--- start Provided data ---
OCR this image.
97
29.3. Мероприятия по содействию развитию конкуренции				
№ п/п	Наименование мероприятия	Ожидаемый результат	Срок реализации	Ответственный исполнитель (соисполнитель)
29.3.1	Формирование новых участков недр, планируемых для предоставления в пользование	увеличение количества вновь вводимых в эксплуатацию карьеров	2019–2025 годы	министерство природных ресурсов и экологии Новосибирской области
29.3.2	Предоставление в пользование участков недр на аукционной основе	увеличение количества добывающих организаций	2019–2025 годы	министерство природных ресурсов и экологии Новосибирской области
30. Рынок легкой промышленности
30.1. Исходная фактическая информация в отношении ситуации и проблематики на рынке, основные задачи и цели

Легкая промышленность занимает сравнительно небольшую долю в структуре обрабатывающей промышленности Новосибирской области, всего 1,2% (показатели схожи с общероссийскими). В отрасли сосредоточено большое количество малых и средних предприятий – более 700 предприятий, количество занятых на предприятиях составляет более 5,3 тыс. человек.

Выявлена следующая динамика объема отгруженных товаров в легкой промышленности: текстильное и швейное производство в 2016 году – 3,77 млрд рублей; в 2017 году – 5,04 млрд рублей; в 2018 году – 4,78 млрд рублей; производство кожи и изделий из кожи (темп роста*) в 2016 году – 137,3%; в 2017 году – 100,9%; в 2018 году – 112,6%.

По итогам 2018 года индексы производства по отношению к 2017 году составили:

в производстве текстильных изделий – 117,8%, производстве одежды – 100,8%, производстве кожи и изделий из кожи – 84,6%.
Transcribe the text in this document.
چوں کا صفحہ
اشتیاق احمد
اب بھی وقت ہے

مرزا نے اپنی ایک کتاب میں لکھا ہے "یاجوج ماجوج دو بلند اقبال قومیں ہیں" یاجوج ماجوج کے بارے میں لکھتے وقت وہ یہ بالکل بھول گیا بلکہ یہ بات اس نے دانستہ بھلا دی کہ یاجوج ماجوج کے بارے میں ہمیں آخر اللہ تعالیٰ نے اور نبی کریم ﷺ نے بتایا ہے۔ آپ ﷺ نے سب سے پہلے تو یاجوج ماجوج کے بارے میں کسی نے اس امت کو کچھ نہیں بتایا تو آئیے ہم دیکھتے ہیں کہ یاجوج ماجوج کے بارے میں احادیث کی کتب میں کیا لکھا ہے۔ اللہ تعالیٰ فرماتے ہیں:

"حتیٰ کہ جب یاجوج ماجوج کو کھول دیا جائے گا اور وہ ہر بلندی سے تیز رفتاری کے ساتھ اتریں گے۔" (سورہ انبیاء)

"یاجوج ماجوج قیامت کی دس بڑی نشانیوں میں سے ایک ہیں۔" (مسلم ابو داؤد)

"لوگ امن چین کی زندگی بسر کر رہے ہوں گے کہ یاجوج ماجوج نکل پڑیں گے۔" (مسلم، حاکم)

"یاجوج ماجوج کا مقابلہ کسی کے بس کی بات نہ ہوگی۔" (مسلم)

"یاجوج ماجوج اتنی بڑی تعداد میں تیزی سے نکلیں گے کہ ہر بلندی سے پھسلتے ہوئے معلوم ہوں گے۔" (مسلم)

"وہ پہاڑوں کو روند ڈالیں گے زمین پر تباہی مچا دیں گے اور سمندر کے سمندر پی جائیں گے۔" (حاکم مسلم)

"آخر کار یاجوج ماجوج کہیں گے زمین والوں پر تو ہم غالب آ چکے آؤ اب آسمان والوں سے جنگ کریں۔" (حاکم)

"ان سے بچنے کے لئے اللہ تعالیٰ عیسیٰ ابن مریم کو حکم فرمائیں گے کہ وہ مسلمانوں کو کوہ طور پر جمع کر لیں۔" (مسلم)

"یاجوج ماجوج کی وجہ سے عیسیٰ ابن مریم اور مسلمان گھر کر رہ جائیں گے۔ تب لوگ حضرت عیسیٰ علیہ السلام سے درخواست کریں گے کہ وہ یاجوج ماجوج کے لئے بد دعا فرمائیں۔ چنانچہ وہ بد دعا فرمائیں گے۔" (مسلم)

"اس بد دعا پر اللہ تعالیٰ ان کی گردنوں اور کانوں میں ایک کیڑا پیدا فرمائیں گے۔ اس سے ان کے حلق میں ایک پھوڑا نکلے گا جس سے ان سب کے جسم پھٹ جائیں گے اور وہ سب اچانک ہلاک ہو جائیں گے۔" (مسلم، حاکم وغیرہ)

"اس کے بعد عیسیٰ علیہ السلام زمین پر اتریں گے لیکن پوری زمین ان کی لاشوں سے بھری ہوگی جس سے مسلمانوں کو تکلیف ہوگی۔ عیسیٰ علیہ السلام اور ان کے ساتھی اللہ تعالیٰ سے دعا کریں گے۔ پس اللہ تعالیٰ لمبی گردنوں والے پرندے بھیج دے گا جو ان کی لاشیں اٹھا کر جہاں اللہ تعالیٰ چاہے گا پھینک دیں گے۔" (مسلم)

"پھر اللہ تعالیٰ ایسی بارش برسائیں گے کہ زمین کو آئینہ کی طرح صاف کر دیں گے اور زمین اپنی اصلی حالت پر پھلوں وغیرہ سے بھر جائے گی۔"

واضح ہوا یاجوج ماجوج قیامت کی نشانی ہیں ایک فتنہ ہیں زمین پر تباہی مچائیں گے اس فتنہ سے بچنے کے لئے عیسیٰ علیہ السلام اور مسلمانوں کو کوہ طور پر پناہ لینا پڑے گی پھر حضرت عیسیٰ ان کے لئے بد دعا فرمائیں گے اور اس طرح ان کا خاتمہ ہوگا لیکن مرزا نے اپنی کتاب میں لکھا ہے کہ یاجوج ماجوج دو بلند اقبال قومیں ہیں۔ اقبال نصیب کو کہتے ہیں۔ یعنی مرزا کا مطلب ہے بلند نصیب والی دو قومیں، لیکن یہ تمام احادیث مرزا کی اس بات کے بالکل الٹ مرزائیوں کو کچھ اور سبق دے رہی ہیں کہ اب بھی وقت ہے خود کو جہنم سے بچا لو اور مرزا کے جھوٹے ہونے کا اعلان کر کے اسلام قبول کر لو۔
--- end Provided data ---
Challenge: Emit the full listing verbatim.

Output of the task:
OCR this image.
97
29.3. Мероприятия по содействию развитию конкуренции				
№ п/п	Наименование мероприятия	Ожидаемый результат	Срок реализации	Ответственный исполнитель (соисполнитель)
29.3.1	Формирование новых участков недр, планируемых для предоставления в пользование	увеличение количества вновь вводимых в эксплуатацию карьеров	2019–2025 годы	министерство природных ресурсов и экологии Новосибирской области
29.3.2	Предоставление в пользование участков недр на аукционной основе	увеличение количества добывающих организаций	2019–2025 годы	министерство природных ресурсов и экологии Новосибирской области
30. Рынок легкой промышленности
30.1. Исходная фактическая информация в отношении ситуации и проблематики на рынке, основные задачи и цели

Легкая промышленность занимает сравнительно небольшую долю в структуре обрабатывающей промышленности Новосибирской области, всего 1,2% (показатели схожи с общероссийскими). В отрасли сосредоточено большое количество малых и средних предприятий – более 700 предприятий, количество занятых на предприятиях составляет более 5,3 тыс. человек.

Выявлена следующая динамика объема отгруженных товаров в легкой промышленности: текстильное и швейное производство в 2016 году – 3,77 млрд рублей; в 2017 году – 5,04 млрд рублей; в 2018 году – 4,78 млрд рублей; производство кожи и изделий из кожи (темп роста*) в 2016 году – 137,3%; в 2017 году – 100,9%; в 2018 году – 112,6%.

По итогам 2018 года индексы производства по отношению к 2017 году составили:

в производстве текстильных изделий – 117,8%, производстве одежды – 100,8%, производстве кожи и изделий из кожи – 84,6%.
Transcribe the text in this document.
چوں کا صفحہ
اشتیاق احمد
اب بھی وقت ہے

مرزا نے اپنی ایک کتاب میں لکھا ہے "یاجوج ماجوج دو بلند اقبال قومیں ہیں" یاجوج ماجوج کے بارے میں لکھتے وقت وہ یہ بالکل بھول گیا بلکہ یہ بات اس نے دانستہ بھلا دی کہ یاجوج ماجوج کے بارے میں ہمیں آخر اللہ تعالیٰ نے اور نبی کریم ﷺ نے بتایا ہے۔ آپ ﷺ نے سب سے پہلے تو یاجوج ماجوج کے بارے میں کسی نے اس امت کو کچھ نہیں بتایا تو آئیے ہم دیکھتے ہیں کہ یاجوج ماجوج کے بارے میں احادیث کی کتب میں کیا لکھا ہے۔ اللہ تعالیٰ فرماتے ہیں:

"حتیٰ کہ جب یاجوج ماجوج کو کھول دیا جائے گا اور وہ ہر بلندی سے تیز رفتاری کے ساتھ اتریں گے۔" (سورہ انبیاء)

"یاجوج ماجوج قیامت کی دس بڑی نشانیوں میں سے ایک ہیں۔" (مسلم ابو داؤد)

"لوگ امن چین کی زندگی بسر کر رہے ہوں گے کہ یاجوج ماجوج نکل پڑیں گے۔" (مسلم، حاکم)

"یاجوج ماجوج کا مقابلہ کسی کے بس کی بات نہ ہوگی۔" (مسلم)

"یاجوج ماجوج اتنی بڑی تعداد میں تیزی سے نکلیں گے کہ ہر بلندی سے پھسلتے ہوئے معلوم ہوں گے۔" (مسلم)

"وہ پہاڑوں کو روند ڈالیں گے زمین پر تباہی مچا دیں گے اور سمندر کے سمندر پی جائیں گے۔" (حاکم مسلم)

"آخر کار یاجوج ماجوج کہیں گے زمین والوں پر تو ہم غالب آ چکے آؤ اب آسمان والوں سے جنگ کریں۔" (حاکم)

"ان سے بچنے کے لئے اللہ تعالیٰ عیسیٰ ابن مریم کو حکم فرمائیں گے کہ وہ مسلمانوں کو کوہ طور پر جمع کر لیں۔" (مسلم)

"یاجوج ماجوج کی وجہ سے عیسیٰ ابن مریم اور مسلمان گھر کر رہ جائیں گے۔ تب لوگ حضرت عیسیٰ علیہ السلام سے درخواست کریں گے کہ وہ یاجوج ماجوج کے لئے بد دعا فرمائیں۔ چنانچہ وہ بد دعا فرمائیں گے۔" (مسلم)

"اس بد دعا پر اللہ تعالیٰ ان کی گردنوں اور کانوں میں ایک کیڑا پیدا فرمائیں گے۔ اس سے ان کے حلق میں ایک پھوڑا نکلے گا جس سے ان سب کے جسم پھٹ جائیں گے اور وہ سب اچانک ہلاک ہو جائیں گے۔" (مسلم، حاکم وغیرہ)

"اس کے بعد عیسیٰ علیہ السلام زمین پر اتریں گے لیکن پوری زمین ان کی لاشوں سے بھری ہوگی جس سے مسلمانوں کو تکلیف ہوگی۔ عیسیٰ علیہ السلام اور ان کے ساتھی اللہ تعالیٰ سے دعا کریں گے۔ پس اللہ تعالیٰ لمبی گردنوں والے پرندے بھیج دے گا جو ان کی لاشیں اٹھا کر جہاں اللہ تعالیٰ چاہے گا پھینک دیں گے۔" (مسلم)

"پھر اللہ تعالیٰ ایسی بارش برسائیں گے کہ زمین کو آئینہ کی طرح صاف کر دیں گے اور زمین اپنی اصلی حالت پر پھلوں وغیرہ سے بھر جائے گی۔"

واضح ہوا یاجوج ماجوج قیامت کی نشانی ہیں ایک فتنہ ہیں زمین پر تباہی مچائیں گے اس فتنہ سے بچنے کے لئے عیسیٰ علیہ السلام اور مسلمانوں کو کوہ طور پر پناہ لینا پڑے گی پھر حضرت عیسیٰ ان کے لئے بد دعا فرمائیں گے اور اس طرح ان کا خاتمہ ہوگا لیکن مرزا نے اپنی کتاب میں لکھا ہے کہ یاجوج ماجوج دو بلند اقبال قومیں ہیں۔ اقبال نصیب کو کہتے ہیں۔ یعنی مرزا کا مطلب ہے بلند نصیب والی دو قومیں، لیکن یہ تمام احادیث مرزا کی اس بات کے بالکل الٹ مرزائیوں کو کچھ اور سبق دے رہی ہیں کہ اب بھی وقت ہے خود کو جہنم سے بچا لو اور مرزا کے جھوٹے ہونے کا اعلان کر کے اسلام قبول کر لو۔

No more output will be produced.